*DESCRIPTION OF THE TASK*. Make an exact copy of the entries below.

*PROVIDED MATERIAL*.
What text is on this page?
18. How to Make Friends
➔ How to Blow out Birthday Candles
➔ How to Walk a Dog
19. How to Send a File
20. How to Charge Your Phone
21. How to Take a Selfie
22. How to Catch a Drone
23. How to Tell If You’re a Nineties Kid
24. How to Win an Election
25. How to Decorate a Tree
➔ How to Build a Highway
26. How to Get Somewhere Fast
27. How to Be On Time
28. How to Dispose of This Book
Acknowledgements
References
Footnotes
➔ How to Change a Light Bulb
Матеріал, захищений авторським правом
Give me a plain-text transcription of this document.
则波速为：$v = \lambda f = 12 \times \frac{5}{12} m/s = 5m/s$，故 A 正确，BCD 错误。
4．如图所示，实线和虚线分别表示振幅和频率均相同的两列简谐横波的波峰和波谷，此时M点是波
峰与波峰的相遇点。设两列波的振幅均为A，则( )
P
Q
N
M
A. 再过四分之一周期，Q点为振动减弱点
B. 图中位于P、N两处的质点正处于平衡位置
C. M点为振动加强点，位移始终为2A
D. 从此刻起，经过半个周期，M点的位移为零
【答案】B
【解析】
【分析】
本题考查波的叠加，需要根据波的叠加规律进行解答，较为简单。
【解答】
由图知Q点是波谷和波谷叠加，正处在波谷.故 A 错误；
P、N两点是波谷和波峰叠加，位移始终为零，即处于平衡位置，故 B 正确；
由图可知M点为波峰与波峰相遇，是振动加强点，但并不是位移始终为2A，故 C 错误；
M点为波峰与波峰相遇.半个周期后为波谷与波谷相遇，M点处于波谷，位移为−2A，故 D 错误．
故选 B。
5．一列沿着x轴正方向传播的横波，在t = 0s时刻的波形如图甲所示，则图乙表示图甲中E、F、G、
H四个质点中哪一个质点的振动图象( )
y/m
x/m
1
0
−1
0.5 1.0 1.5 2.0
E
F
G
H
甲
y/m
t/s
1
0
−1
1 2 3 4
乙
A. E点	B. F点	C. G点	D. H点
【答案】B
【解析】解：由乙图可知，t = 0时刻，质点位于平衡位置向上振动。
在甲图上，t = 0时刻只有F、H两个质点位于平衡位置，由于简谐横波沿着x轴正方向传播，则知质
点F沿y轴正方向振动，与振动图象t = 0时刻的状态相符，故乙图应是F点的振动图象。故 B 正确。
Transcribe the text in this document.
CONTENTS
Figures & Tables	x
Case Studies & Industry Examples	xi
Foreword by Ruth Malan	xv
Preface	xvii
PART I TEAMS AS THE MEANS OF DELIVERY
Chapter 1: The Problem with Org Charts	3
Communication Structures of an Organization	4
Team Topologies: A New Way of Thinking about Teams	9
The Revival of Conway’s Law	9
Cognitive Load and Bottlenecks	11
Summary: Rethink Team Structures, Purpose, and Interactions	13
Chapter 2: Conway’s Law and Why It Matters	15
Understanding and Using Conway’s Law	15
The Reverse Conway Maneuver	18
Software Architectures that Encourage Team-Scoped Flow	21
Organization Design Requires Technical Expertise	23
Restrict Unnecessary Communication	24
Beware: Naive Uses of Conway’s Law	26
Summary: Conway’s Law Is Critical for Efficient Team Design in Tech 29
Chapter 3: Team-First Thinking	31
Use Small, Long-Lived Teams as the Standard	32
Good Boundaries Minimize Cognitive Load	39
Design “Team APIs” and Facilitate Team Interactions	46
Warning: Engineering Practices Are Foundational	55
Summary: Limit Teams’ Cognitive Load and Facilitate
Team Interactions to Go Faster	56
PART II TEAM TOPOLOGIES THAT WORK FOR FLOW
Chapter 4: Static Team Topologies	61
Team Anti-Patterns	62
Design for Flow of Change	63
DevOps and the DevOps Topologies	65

*TASK ANSWER*.
What text is on this page?
18. How to Make Friends
➔ How to Blow out Birthday Candles
➔ How to Walk a Dog
19. How to Send a File
20. How to Charge Your Phone
21. How to Take a Selfie
22. How to Catch a Drone
23. How to Tell If You’re a Nineties Kid
24. How to Win an Election
25. How to Decorate a Tree
➔ How to Build a Highway
26. How to Get Somewhere Fast
27. How to Be On Time
28. How to Dispose of This Book
Acknowledgements
References
Footnotes
➔ How to Change a Light Bulb
Матеріал, захищений авторським правом
Give me a plain-text transcription of this document.
则波速为：$v = \lambda f = 12 \times \frac{5}{12} m/s = 5m/s$，故 A 正确，BCD 错误。
4．如图所示，实线和虚线分别表示振幅和频率均相同的两列简谐横波的波峰和波谷，此时M点是波
峰与波峰的相遇点。设两列波的振幅均为A，则( )
P
Q
N
M
A. 再过四分之一周期，Q点为振动减弱点
B. 图中位于P、N两处的质点正处于平衡位置
C. M点为振动加强点，位移始终为2A
D. 从此刻起，经过半个周期，M点的位移为零
【答案】B
【解析】
【分析】
本题考查波的叠加，需要根据波的叠加规律进行解答，较为简单。
【解答】
由图知Q点是波谷和波谷叠加，正处在波谷.故 A 错误；
P、N两点是波谷和波峰叠加，位移始终为零，即处于平衡位置，故 B 正确；
由图可知M点为波峰与波峰相遇，是振动加强点，但并不是位移始终为2A，故 C 错误；
M点为波峰与波峰相遇.半个周期后为波谷与波谷相遇，M点处于波谷，位移为−2A，故 D 错误．
故选 B。
5．一列沿着x轴正方向传播的横波，在t = 0s时刻的波形如图甲所示，则图乙表示图甲中E、F、G、
H四个质点中哪一个质点的振动图象( )
y/m
x/m
1
0
−1
0.5 1.0 1.5 2.0
E
F
G
H
甲
y/m
t/s
1
0
−1
1 2 3 4
乙
A. E点	B. F点	C. G点	D. H点
【答案】B
【解析】解：由乙图可知，t = 0时刻，质点位于平衡位置向上振动。
在甲图上，t = 0时刻只有F、H两个质点位于平衡位置，由于简谐横波沿着x轴正方向传播，则知质
点F沿y轴正方向振动，与振动图象t = 0时刻的状态相符，故乙图应是F点的振动图象。故 B 正确。
Transcribe the text in this document.
CONTENTS
Figures & Tables	x
Case Studies & Industry Examples	xi
Foreword by Ruth Malan	xv
Preface	xvii
PART I TEAMS AS THE MEANS OF DELIVERY
Chapter 1: The Problem with Org Charts	3
Communication Structures of an Organization	4
Team Topologies: A New Way of Thinking about Teams	9
The Revival of Conway’s Law	9
Cognitive Load and Bottlenecks	11
Summary: Rethink Team Structures, Purpose, and Interactions	13
Chapter 2: Conway’s Law and Why It Matters	15
Understanding and Using Conway’s Law	15
The Reverse Conway Maneuver	18
Software Architectures that Encourage Team-Scoped Flow	21
Organization Design Requires Technical Expertise	23
Restrict Unnecessary Communication	24
Beware: Naive Uses of Conway’s Law	26
Summary: Conway’s Law Is Critical for Efficient Team Design in Tech 29
Chapter 3: Team-First Thinking	31
Use Small, Long-Lived Teams as the Standard	32
Good Boundaries Minimize Cognitive Load	39
Design “Team APIs” and Facilitate Team Interactions	46
Warning: Engineering Practices Are Foundational	55
Summary: Limit Teams’ Cognitive Load and Facilitate
Team Interactions to Go Faster	56
PART II TEAM TOPOLOGIES THAT WORK FOR FLOW
Chapter 4: Static Team Topologies	61
Team Anti-Patterns	62
Design for Flow of Change	63
DevOps and the DevOps Topologies	65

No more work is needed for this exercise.